● **Problem details**
Gather all lines in the entries that include the word "John".

(Stored records)

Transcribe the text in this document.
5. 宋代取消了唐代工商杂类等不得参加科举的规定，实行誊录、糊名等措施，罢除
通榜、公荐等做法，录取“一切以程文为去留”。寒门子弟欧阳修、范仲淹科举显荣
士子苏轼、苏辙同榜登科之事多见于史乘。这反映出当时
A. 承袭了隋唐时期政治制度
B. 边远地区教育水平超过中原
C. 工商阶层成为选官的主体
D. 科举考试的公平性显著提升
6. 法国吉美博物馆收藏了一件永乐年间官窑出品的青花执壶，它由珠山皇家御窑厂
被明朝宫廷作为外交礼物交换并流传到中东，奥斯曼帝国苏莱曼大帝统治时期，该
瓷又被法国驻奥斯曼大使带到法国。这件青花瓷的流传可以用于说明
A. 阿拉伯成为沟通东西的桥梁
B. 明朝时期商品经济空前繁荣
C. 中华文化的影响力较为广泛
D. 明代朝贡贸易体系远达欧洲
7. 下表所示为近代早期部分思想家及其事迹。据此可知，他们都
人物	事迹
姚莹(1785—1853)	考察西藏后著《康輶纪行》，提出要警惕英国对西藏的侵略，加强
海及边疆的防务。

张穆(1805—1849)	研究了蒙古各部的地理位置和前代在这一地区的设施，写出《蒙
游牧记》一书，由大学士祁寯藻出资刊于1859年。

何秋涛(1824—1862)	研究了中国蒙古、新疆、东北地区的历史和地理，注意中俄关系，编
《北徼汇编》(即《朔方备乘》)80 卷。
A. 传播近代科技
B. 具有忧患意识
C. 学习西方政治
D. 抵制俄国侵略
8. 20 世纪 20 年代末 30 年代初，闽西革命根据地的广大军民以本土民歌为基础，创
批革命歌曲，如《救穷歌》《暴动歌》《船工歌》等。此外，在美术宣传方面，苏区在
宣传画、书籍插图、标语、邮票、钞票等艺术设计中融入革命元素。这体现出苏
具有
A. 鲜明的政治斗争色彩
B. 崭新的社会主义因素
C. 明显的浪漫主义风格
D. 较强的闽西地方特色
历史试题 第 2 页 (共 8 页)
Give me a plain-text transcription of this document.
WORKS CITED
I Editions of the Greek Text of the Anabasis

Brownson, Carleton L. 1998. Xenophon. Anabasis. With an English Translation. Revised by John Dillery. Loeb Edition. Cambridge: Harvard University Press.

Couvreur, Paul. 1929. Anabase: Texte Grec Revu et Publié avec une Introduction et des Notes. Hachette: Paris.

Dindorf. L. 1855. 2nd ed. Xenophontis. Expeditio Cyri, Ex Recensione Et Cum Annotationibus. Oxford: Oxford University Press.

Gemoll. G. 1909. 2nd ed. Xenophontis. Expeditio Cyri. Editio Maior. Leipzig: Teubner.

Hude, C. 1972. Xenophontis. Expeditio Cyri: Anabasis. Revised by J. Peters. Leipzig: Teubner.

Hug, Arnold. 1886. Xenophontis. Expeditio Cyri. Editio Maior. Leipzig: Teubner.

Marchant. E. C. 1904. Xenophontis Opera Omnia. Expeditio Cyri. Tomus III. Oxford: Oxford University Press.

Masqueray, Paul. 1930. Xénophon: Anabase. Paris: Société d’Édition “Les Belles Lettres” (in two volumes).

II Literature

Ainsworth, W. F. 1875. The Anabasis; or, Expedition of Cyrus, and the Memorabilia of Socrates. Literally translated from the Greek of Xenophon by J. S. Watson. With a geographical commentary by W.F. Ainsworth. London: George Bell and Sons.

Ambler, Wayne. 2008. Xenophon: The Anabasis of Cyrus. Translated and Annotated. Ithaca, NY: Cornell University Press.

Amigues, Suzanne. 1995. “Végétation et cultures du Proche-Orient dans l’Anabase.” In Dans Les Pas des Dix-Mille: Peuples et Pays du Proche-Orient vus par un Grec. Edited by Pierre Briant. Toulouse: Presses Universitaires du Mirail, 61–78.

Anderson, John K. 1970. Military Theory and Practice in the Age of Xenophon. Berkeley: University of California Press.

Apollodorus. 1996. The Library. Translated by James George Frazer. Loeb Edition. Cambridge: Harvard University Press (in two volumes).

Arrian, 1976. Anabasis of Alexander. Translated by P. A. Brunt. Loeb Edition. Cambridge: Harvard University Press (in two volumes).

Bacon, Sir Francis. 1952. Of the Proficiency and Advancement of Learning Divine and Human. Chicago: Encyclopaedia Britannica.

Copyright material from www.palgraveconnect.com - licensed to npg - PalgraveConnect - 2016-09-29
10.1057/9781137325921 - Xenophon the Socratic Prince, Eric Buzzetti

● **Answer**
Brownson, Carleton L. 1998. Xenophon. Anabasis. With an English Translation. Revised by John Dillery. Loeb Edition. Cambridge: Harvard University Press.
Anderson, John K. 1970. Military Theory and Practice in the Age of Xenophon. Berkeley: University of California Press.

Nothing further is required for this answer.